##### DATA FOR THIS TASK

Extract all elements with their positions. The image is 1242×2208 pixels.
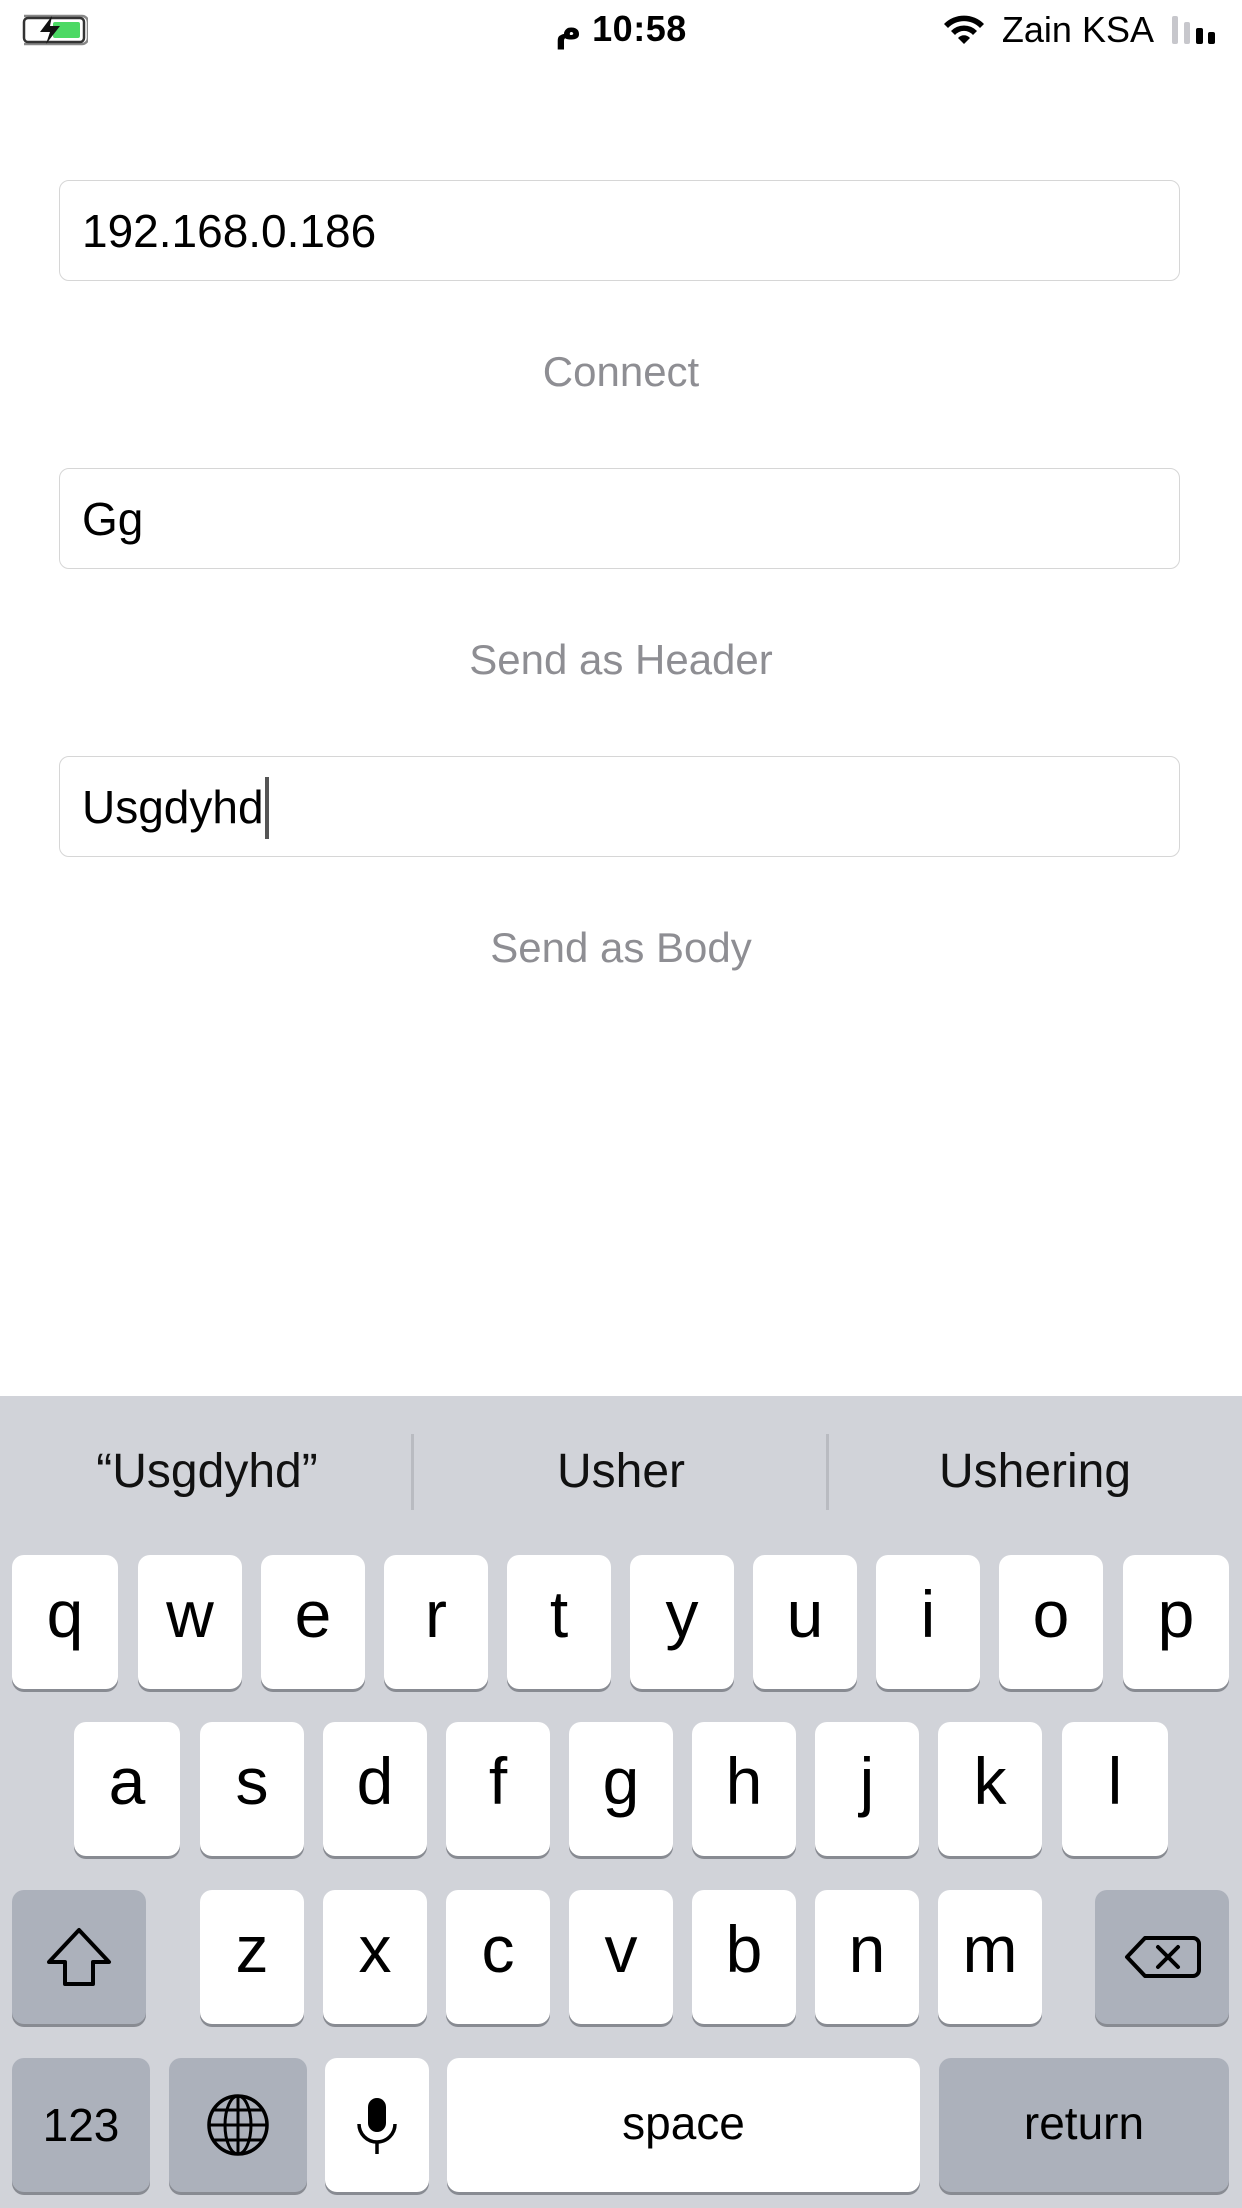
key-label: e — [294, 1577, 332, 1651]
key-label: k — [973, 1744, 1007, 1818]
key-m[interactable]: m — [938, 1890, 1042, 2024]
key-label: v — [604, 1912, 638, 1986]
key-label: r — [425, 1577, 447, 1651]
body-field-content: Usgdyhd — [82, 757, 269, 858]
key-j[interactable]: j — [815, 1722, 919, 1856]
key-label: n — [848, 1912, 886, 1986]
carrier-name: Zain KSA — [1001, 9, 1154, 50]
connect-button[interactable]: Connect — [0, 348, 1242, 396]
key-g[interactable]: g — [569, 1722, 673, 1856]
time-value: 10:58 — [592, 8, 687, 49]
key-z[interactable]: z — [200, 1890, 304, 2024]
suggestion-item[interactable]: “Usgdyhd” — [0, 1432, 414, 1512]
header-field[interactable]: Gg — [59, 468, 1180, 569]
ip-address-value: 192.168.0.186 — [82, 205, 377, 257]
key-label: t — [549, 1577, 569, 1651]
delete-icon — [1125, 1936, 1201, 1978]
key-l[interactable]: l — [1062, 1722, 1168, 1856]
globe-icon — [207, 2094, 269, 2156]
suggestion-item[interactable]: Usher — [414, 1432, 828, 1512]
key-q[interactable]: q — [12, 1555, 118, 1689]
key-label: h — [725, 1744, 763, 1818]
header-value: Gg — [82, 493, 144, 545]
suggestion-bar: “Usgdyhd” Usher Ushering — [0, 1396, 1242, 1546]
send-as-body-button[interactable]: Send as Body — [0, 924, 1242, 972]
key-t[interactable]: t — [507, 1555, 611, 1689]
suggestion-item[interactable]: Ushering — [828, 1432, 1242, 1512]
microphone-icon — [357, 2098, 397, 2154]
key-label: g — [602, 1744, 640, 1818]
key-s[interactable]: s — [200, 1722, 304, 1856]
wifi-icon — [943, 15, 984, 44]
key-f[interactable]: f — [446, 1722, 550, 1856]
return-key[interactable]: return — [939, 2058, 1229, 2192]
key-a[interactable]: a — [74, 1722, 180, 1856]
numbers-key[interactable]: 123 — [12, 2058, 150, 2192]
key-label: c — [481, 1912, 515, 1986]
key-label: w — [166, 1577, 214, 1651]
status-bar: م 10:58 Zain KSA — [0, 0, 1242, 64]
key-label: z — [235, 1912, 269, 1986]
delete-key[interactable] — [1095, 1890, 1229, 2024]
key-label: return — [1023, 2097, 1145, 2149]
time-suffix: م — [555, 8, 582, 49]
key-c[interactable]: c — [446, 1890, 550, 2024]
key-y[interactable]: y — [630, 1555, 734, 1689]
key-label: y — [665, 1577, 699, 1651]
key-o[interactable]: o — [999, 1555, 1103, 1689]
key-label: a — [108, 1744, 146, 1818]
key-label: q — [46, 1577, 84, 1651]
key-label: l — [1107, 1744, 1123, 1818]
key-label: s — [235, 1744, 269, 1818]
key-label: d — [356, 1744, 394, 1818]
key-label: i — [920, 1577, 936, 1651]
key-label: x — [358, 1912, 392, 1986]
space-key[interactable]: space — [447, 2058, 920, 2192]
key-d[interactable]: d — [323, 1722, 427, 1856]
send-as-header-button[interactable]: Send as Header — [0, 636, 1242, 684]
key-p[interactable]: p — [1123, 1555, 1229, 1689]
shift-icon — [47, 1928, 111, 1986]
key-k[interactable]: k — [938, 1722, 1042, 1856]
key-b[interactable]: b — [692, 1890, 796, 2024]
key-u[interactable]: u — [753, 1555, 857, 1689]
keyboard: “Usgdyhd” Usher Ushering q w e r t y u i… — [0, 1396, 1242, 2208]
key-label: m — [962, 1912, 1018, 1986]
key-label: f — [488, 1744, 508, 1818]
signal-icon — [1172, 16, 1215, 44]
key-n[interactable]: n — [815, 1890, 919, 2024]
text-caret — [264, 776, 269, 839]
key-label: u — [786, 1577, 824, 1651]
body-field[interactable]: Usgdyhd — [59, 756, 1180, 857]
microphone-key[interactable] — [325, 2058, 429, 2192]
key-h[interactable]: h — [692, 1722, 796, 1856]
key-w[interactable]: w — [138, 1555, 242, 1689]
key-i[interactable]: i — [876, 1555, 980, 1689]
key-label: space — [622, 2097, 745, 2149]
key-e[interactable]: e — [261, 1555, 365, 1689]
key-v[interactable]: v — [569, 1890, 673, 2024]
body-value: Usgdyhd — [82, 781, 264, 833]
key-label: b — [725, 1912, 763, 1986]
key-label: p — [1157, 1577, 1195, 1651]
key-label: j — [859, 1744, 875, 1818]
shift-key[interactable] — [12, 1890, 146, 2024]
key-x[interactable]: x — [323, 1890, 427, 2024]
key-r[interactable]: r — [384, 1555, 488, 1689]
ip-address-field[interactable]: 192.168.0.186 — [59, 180, 1180, 281]
key-label: o — [1032, 1577, 1070, 1651]
key-label: 123 — [42, 2099, 120, 2151]
globe-key[interactable] — [169, 2058, 307, 2192]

##########

Convert every line of the material above into a JSON list of strings, one string per line, with blank lines omitted. Leave the picture out of the list.

TASK ANSWER
[
  "Extract all elements with their positions. The image is 1242×2208 pixels.",
  "key-label: e — [294, 1577, 332, 1651]",
  "key-label: k — [973, 1744, 1007, 1818]",
  "key-m[interactable]: m — [938, 1890, 1042, 2024]",
  "key-label: v — [604, 1912, 638, 1986]",
  "key-label: r — [425, 1577, 447, 1651]",
  "body-field-content: Usgdyhd — [82, 757, 269, 858]",
  "key-j[interactable]: j — [815, 1722, 919, 1856]",
  "key-label: n — [848, 1912, 886, 1986]",
  "carrier-name: Zain KSA — [1001, 9, 1154, 50]",
  "connect-button[interactable]: Connect — [0, 348, 1242, 396]",
  "key-g[interactable]: g — [569, 1722, 673, 1856]",
  "time-value: 10:58 — [592, 8, 687, 49]",
  "key-z[interactable]: z — [200, 1890, 304, 2024]",
  "suggestion-item[interactable]: “Usgdyhd” — [0, 1432, 414, 1512]",
  "header-field[interactable]: Gg — [59, 468, 1180, 569]",
  "ip-address-value: 192.168.0.186 — [82, 205, 377, 257]",
  "key-label: t — [549, 1577, 569, 1651]",
  "delete-icon — [1125, 1936, 1201, 1978]",
  "key-l[interactable]: l — [1062, 1722, 1168, 1856]",
  "globe-icon — [207, 2094, 269, 2156]",
  "suggestion-item[interactable]: Usher — [414, 1432, 828, 1512]",
  "key-q[interactable]: q — [12, 1555, 118, 1689]",
  "key-label: h — [725, 1744, 763, 1818]",
  "header-value: Gg — [82, 493, 144, 545]",
  "suggestion-bar: “Usgdyhd” Usher Ushering — [0, 1396, 1242, 1546]",
  "send-as-body-button[interactable]: Send as Body — [0, 924, 1242, 972]",
  "key-t[interactable]: t — [507, 1555, 611, 1689]",
  "suggestion-item[interactable]: Ushering — [828, 1432, 1242, 1512]",
  "microphone-icon — [357, 2098, 397, 2154]",
  "key-label: g — [602, 1744, 640, 1818]",
  "key-s[interactable]: s — [200, 1722, 304, 1856]",
  "wifi-icon — [943, 15, 984, 44]",
  "key-f[interactable]: f — [446, 1722, 550, 1856]",
  "return-key[interactable]: return — [939, 2058, 1229, 2192]",
  "key-a[interactable]: a — [74, 1722, 180, 1856]",
  "numbers-key[interactable]: 123 — [12, 2058, 150, 2192]",
  "key-label: c — [481, 1912, 515, 1986]",
  "key-label: w — [166, 1577, 214, 1651]",
  "status-bar: م 10:58 Zain KSA — [0, 0, 1242, 64]",
  "key-label: z — [235, 1912, 269, 1986]",
  "delete-key[interactable] — [1095, 1890, 1229, 2024]",
  "key-label: return — [1023, 2097, 1145, 2149]",
  "time-suffix: م — [555, 8, 582, 49]",
  "key-c[interactable]: c — [446, 1890, 550, 2024]",
  "key-y[interactable]: y — [630, 1555, 734, 1689]",
  "key-label: y — [665, 1577, 699, 1651]",
  "key-o[interactable]: o — [999, 1555, 1103, 1689]",
  "key-label: a — [108, 1744, 146, 1818]",
  "key-label: q — [46, 1577, 84, 1651]",
  "key-label: l — [1107, 1744, 1123, 1818]",
  "key-label: s — [235, 1744, 269, 1818]",
  "key-label: d — [356, 1744, 394, 1818]",
  "key-label: i — [920, 1577, 936, 1651]",
  "key-label: x — [358, 1912, 392, 1986]",
  "space-key[interactable]: space — [447, 2058, 920, 2192]",
  "key-d[interactable]: d — [323, 1722, 427, 1856]",
  "send-as-header-button[interactable]: Send as Header — [0, 636, 1242, 684]",
  "key-p[interactable]: p — [1123, 1555, 1229, 1689]",
  "shift-icon — [47, 1928, 111, 1986]",
  "key-k[interactable]: k — [938, 1722, 1042, 1856]",
  "key-b[interactable]: b — [692, 1890, 796, 2024]",
  "key-u[interactable]: u — [753, 1555, 857, 1689]",
  "keyboard: “Usgdyhd” Usher Ushering q w e r t y u i… — [0, 1396, 1242, 2208]",
  "key-label: m — [962, 1912, 1018, 1986]",
  "key-label: f — [488, 1744, 508, 1818]",
  "signal-icon — [1172, 16, 1215, 44]",
  "key-n[interactable]: n — [815, 1890, 919, 2024]",
  "text-caret — [264, 776, 269, 839]",
  "key-label: u — [786, 1577, 824, 1651]",
  "body-field[interactable]: Usgdyhd — [59, 756, 1180, 857]",
  "microphone-key[interactable] — [325, 2058, 429, 2192]",
  "key-h[interactable]: h — [692, 1722, 796, 1856]",
  "key-w[interactable]: w — [138, 1555, 242, 1689]",
  "key-i[interactable]: i — [876, 1555, 980, 1689]",
  "key-label: space — [622, 2097, 745, 2149]",
  "key-e[interactable]: e — [261, 1555, 365, 1689]",
  "key-v[interactable]: v — [569, 1890, 673, 2024]",
  "body-value: Usgdyhd — [82, 781, 264, 833]",
  "key-label: b — [725, 1912, 763, 1986]",
  "key-label: p — [1157, 1577, 1195, 1651]",
  "key-label: j — [859, 1744, 875, 1818]",
  "shift-key[interactable] — [12, 1890, 146, 2024]",
  "key-x[interactable]: x — [323, 1890, 427, 2024]",
  "key-r[interactable]: r — [384, 1555, 488, 1689]",
  "ip-address-field[interactable]: 192.168.0.186 — [59, 180, 1180, 281]",
  "key-label: o — [1032, 1577, 1070, 1651]",
  "key-label: 123 — [42, 2099, 120, 2151]",
  "globe-key[interactable] — [169, 2058, 307, 2192]"
]